DIRECTIONS: Copy the rows below word for word, starting at the very first line and stopping after the line that contains "legend-experimental-main: V —", with both of those lines included.

===== RECORDS SHOWN

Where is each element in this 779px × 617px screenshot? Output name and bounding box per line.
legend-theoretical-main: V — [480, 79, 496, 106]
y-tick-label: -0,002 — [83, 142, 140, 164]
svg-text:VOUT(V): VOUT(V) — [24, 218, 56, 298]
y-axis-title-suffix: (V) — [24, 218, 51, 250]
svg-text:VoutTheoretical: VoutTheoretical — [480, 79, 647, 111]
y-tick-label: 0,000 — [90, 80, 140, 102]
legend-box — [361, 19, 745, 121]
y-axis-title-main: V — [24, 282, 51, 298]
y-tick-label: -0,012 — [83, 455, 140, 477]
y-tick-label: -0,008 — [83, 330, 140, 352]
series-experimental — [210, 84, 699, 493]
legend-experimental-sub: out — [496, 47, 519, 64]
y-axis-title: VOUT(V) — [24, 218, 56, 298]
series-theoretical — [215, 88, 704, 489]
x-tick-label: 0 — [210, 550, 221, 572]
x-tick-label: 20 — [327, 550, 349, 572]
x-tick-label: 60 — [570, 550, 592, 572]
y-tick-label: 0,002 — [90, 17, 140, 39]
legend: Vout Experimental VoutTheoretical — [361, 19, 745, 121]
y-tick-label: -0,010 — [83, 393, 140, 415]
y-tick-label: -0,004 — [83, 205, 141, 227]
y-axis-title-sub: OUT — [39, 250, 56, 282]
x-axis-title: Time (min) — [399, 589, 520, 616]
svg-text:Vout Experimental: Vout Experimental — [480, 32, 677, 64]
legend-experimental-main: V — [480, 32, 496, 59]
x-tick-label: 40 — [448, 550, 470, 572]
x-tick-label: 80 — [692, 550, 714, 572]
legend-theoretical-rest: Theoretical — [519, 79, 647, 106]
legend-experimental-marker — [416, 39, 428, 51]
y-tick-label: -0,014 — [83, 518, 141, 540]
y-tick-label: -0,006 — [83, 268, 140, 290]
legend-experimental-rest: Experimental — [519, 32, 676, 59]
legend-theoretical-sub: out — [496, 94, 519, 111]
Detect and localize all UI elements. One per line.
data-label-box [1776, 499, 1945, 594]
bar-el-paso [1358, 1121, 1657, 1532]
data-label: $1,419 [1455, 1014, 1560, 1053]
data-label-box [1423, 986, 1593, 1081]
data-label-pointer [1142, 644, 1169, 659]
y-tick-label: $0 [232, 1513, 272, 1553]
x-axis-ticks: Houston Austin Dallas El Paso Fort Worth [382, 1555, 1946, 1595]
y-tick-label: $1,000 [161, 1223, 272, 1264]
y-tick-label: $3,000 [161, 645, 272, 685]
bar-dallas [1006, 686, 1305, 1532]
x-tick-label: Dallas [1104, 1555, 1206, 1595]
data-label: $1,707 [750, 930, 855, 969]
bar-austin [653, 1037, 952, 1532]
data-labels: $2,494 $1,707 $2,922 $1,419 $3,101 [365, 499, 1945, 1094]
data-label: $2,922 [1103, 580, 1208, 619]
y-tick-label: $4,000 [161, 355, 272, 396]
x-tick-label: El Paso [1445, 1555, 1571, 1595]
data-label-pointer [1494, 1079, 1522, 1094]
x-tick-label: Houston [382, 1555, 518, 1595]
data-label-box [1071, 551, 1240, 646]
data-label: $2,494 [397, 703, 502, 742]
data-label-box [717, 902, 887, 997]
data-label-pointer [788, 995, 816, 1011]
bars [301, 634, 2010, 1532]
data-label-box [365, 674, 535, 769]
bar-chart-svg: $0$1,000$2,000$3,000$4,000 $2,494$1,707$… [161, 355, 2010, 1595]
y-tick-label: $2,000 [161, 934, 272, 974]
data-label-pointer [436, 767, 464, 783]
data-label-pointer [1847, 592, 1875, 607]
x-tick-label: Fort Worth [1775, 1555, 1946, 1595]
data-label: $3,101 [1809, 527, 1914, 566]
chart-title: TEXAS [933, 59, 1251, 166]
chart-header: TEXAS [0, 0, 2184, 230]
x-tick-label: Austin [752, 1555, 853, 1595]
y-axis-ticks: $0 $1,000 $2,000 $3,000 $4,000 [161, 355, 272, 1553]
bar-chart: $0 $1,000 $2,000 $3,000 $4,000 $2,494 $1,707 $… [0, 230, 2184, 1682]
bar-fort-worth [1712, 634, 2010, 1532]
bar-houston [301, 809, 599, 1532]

==========

RIGHT ANSWER:
Where is each element in this 779px × 617px screenshot? Output name and bounding box per line.
legend-theoretical-main: V — [480, 79, 496, 106]
y-tick-label: -0,002 — [83, 142, 140, 164]
svg-text:VOUT(V): VOUT(V) — [24, 218, 56, 298]
y-axis-title-suffix: (V) — [24, 218, 51, 250]
svg-text:VoutTheoretical: VoutTheoretical — [480, 79, 647, 111]
y-tick-label: 0,000 — [90, 80, 140, 102]
legend-box — [361, 19, 745, 121]
y-axis-title-main: V — [24, 282, 51, 298]
y-tick-label: -0,012 — [83, 455, 140, 477]
y-tick-label: -0,008 — [83, 330, 140, 352]
series-experimental — [210, 84, 699, 493]
legend-experimental-sub: out — [496, 47, 519, 64]
y-axis-title: VOUT(V) — [24, 218, 56, 298]
series-theoretical — [215, 88, 704, 489]
x-tick-label: 0 — [210, 550, 221, 572]
x-tick-label: 20 — [327, 550, 349, 572]
x-tick-label: 60 — [570, 550, 592, 572]
y-tick-label: 0,002 — [90, 17, 140, 39]
legend: Vout Experimental VoutTheoretical — [361, 19, 745, 121]
y-tick-label: -0,010 — [83, 393, 140, 415]
y-tick-label: -0,004 — [83, 205, 141, 227]
y-axis-title-sub: OUT — [39, 250, 56, 282]
x-axis-title: Time (min) — [399, 589, 520, 616]
svg-text:Vout Experimental: Vout Experimental — [480, 32, 677, 64]
legend-experimental-main: V — [480, 32, 496, 59]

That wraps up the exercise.